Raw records

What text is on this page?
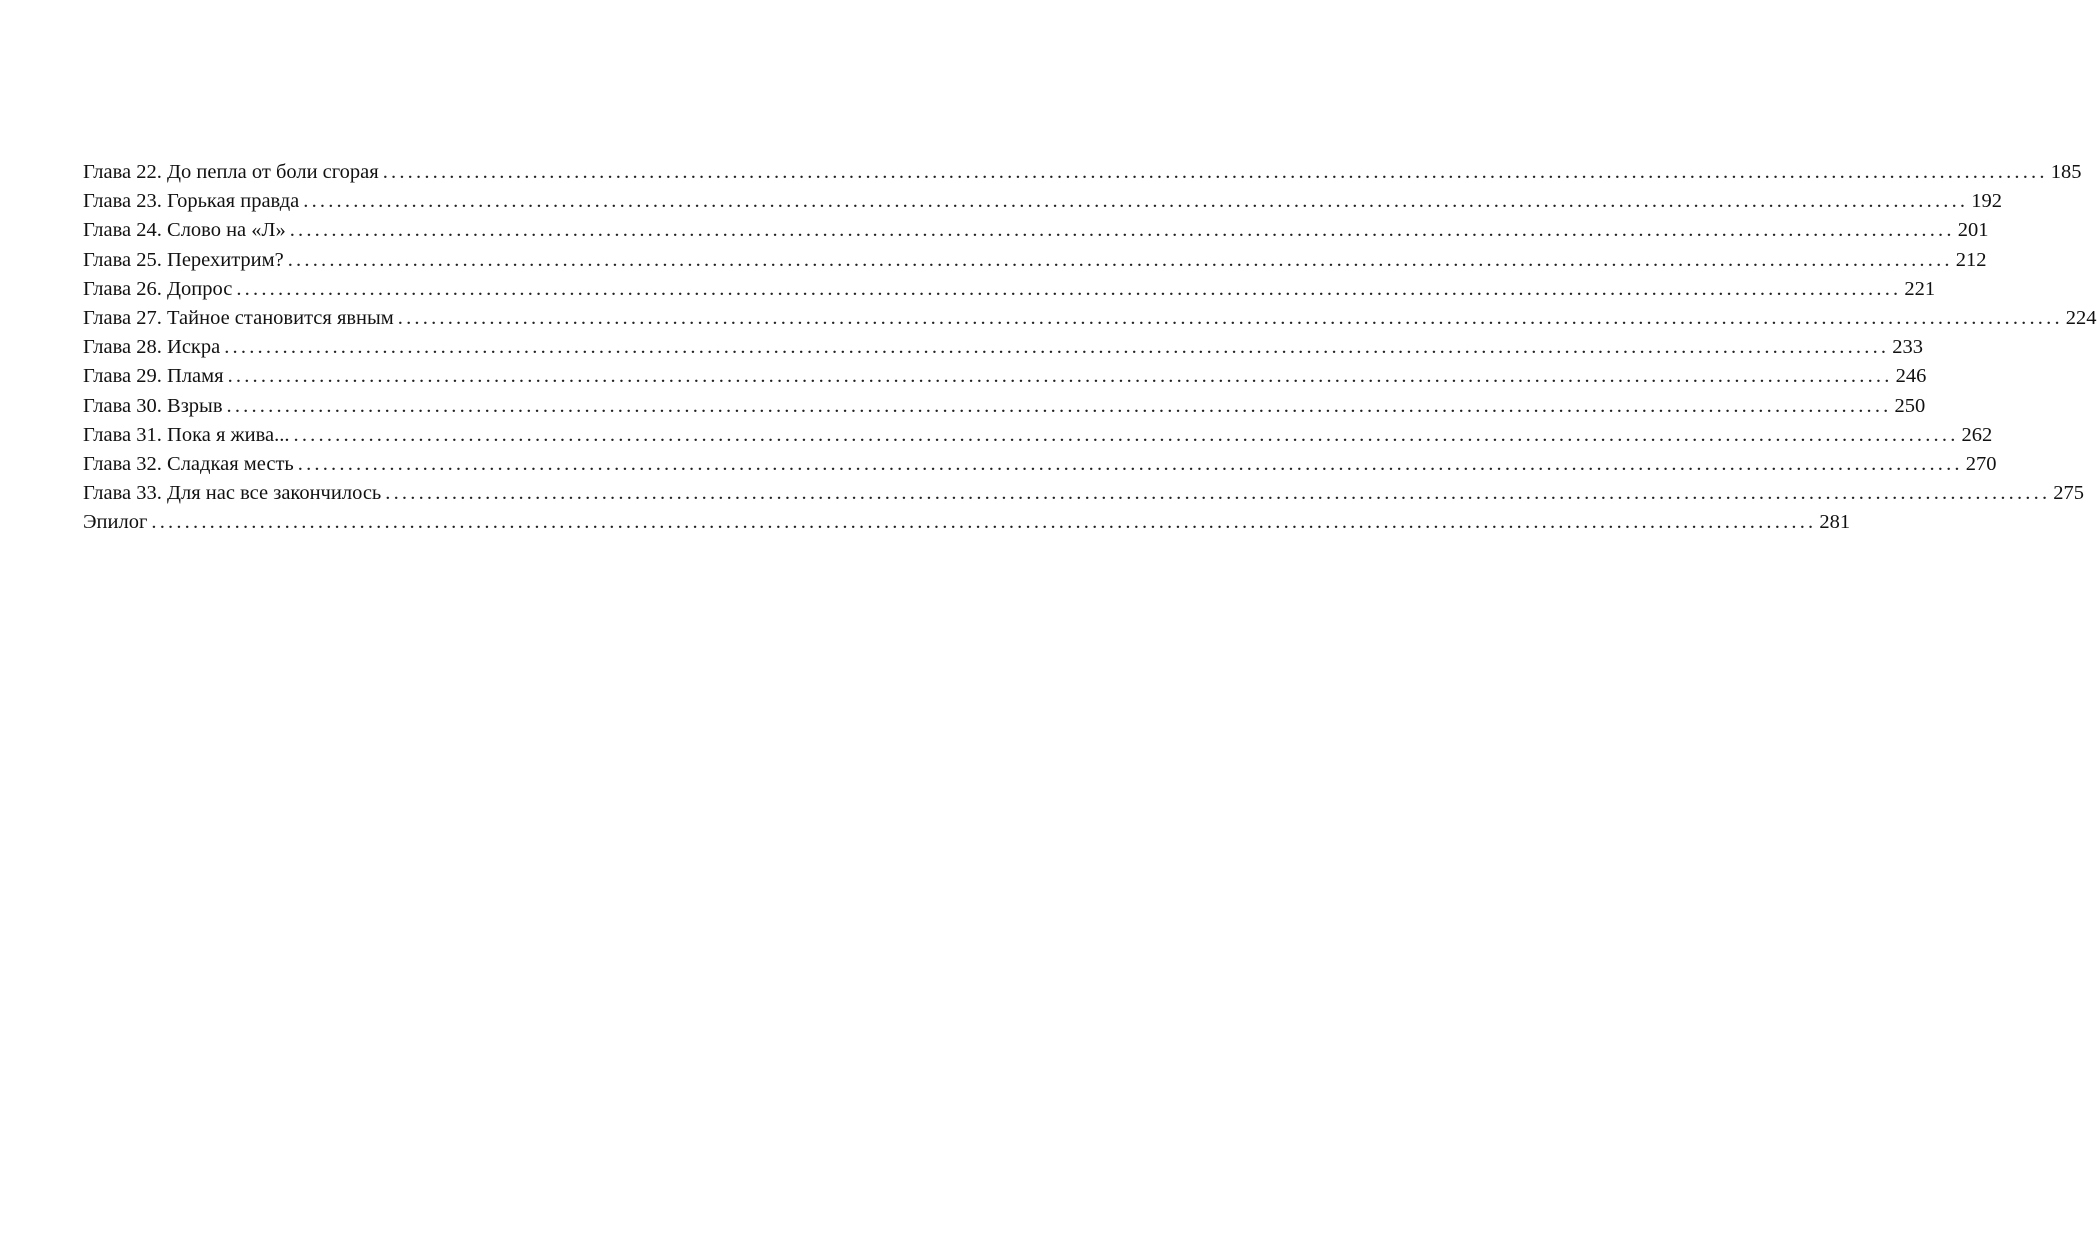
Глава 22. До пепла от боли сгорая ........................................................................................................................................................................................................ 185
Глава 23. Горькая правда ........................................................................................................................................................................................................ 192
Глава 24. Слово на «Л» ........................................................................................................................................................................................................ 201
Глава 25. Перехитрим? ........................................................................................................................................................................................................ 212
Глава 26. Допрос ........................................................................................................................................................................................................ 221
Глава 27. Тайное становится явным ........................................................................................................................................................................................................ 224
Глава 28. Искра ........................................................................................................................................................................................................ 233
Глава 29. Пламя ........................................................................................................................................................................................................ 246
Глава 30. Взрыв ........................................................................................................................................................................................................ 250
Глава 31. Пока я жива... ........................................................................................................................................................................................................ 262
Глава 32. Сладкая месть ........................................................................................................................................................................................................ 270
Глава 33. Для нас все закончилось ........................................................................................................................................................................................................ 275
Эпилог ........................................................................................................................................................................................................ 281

GIVEN EXERCISE: Copy out the data above exactly, except the pictures.

SOLUTION TO THIS EXERCISE:
What text is on this page?
Глава 22. До пепла от боли сгорая ........................................................................................................................................................................................................ 185
Глава 23. Горькая правда ........................................................................................................................................................................................................ 192
Глава 24. Слово на «Л» ........................................................................................................................................................................................................ 201
Глава 25. Перехитрим? ........................................................................................................................................................................................................ 212
Глава 26. Допрос ........................................................................................................................................................................................................ 221
Глава 27. Тайное становится явным ........................................................................................................................................................................................................ 224
Глава 28. Искра ........................................................................................................................................................................................................ 233
Глава 29. Пламя ........................................................................................................................................................................................................ 246
Глава 30. Взрыв ........................................................................................................................................................................................................ 250
Глава 31. Пока я жива... ........................................................................................................................................................................................................ 262
Глава 32. Сладкая месть ........................................................................................................................................................................................................ 270
Глава 33. Для нас все закончилось ........................................................................................................................................................................................................ 275
Эпилог ........................................................................................................................................................................................................ 281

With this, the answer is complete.